### [EXERCISE]
Sift the material for lines containing "emoji", and return them.

### [Records contained in a dataset]

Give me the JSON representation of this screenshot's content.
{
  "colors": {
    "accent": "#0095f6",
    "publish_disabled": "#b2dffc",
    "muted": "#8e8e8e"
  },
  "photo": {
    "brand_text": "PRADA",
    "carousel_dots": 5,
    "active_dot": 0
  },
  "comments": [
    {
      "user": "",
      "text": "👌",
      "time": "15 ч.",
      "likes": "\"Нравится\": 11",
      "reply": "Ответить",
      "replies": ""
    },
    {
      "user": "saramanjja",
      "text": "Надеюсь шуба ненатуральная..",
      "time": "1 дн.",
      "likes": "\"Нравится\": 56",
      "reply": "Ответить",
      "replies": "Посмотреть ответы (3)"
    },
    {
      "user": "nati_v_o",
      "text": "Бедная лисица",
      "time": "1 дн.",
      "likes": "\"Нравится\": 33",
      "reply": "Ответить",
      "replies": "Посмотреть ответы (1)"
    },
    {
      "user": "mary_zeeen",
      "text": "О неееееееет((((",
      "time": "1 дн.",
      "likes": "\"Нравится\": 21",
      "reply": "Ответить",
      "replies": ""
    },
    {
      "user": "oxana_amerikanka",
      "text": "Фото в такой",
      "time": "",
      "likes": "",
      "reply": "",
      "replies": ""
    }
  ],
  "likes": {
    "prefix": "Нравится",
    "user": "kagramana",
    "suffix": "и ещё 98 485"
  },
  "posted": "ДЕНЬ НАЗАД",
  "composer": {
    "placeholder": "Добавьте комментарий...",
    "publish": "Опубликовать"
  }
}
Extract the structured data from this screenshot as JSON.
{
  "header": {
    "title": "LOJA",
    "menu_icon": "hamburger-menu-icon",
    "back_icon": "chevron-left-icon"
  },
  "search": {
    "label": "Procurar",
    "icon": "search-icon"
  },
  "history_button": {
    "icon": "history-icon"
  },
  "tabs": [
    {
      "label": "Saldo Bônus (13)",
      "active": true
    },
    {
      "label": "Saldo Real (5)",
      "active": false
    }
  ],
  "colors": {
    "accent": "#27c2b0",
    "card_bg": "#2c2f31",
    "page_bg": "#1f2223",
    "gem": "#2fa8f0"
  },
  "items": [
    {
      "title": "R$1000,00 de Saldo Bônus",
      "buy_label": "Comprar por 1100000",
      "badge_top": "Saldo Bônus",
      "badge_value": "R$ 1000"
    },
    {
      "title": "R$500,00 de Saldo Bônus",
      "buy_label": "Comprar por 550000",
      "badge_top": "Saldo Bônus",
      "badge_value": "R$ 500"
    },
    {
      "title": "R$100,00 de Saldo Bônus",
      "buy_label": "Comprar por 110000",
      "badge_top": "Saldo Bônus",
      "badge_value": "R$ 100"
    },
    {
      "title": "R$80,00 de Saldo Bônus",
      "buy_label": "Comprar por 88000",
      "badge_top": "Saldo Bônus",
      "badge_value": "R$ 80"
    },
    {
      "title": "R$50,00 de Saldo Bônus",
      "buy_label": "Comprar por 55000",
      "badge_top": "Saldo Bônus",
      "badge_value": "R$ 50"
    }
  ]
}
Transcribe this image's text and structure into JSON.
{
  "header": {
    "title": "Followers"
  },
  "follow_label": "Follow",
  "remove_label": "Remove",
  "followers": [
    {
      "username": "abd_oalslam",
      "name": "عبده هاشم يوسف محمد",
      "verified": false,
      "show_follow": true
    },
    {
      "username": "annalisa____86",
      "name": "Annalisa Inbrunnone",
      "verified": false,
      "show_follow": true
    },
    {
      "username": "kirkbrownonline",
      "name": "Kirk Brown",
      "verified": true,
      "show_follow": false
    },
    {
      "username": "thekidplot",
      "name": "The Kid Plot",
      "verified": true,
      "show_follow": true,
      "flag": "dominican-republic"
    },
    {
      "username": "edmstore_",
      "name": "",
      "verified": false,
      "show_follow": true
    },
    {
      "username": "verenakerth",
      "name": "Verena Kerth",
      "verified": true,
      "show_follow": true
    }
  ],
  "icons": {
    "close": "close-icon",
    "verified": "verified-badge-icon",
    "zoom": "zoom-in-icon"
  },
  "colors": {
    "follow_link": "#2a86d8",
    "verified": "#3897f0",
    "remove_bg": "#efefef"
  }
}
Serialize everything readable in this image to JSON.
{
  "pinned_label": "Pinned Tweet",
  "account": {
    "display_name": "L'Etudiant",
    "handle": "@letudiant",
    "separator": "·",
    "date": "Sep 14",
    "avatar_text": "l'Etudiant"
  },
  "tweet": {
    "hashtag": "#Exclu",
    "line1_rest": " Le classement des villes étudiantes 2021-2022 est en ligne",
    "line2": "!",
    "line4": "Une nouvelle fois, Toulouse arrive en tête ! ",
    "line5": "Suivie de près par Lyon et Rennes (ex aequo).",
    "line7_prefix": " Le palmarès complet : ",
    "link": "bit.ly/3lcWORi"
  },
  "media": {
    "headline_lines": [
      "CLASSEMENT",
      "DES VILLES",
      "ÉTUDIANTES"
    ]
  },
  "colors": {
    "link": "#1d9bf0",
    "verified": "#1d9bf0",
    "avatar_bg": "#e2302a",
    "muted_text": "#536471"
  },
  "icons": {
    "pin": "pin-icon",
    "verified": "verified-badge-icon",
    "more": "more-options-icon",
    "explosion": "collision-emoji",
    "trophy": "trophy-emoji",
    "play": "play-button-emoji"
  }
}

### [SOLUTION TO THIS EXERCISE]
    "explosion": "collision-emoji",
    "trophy": "trophy-emoji",
    "play": "play-button-emoji"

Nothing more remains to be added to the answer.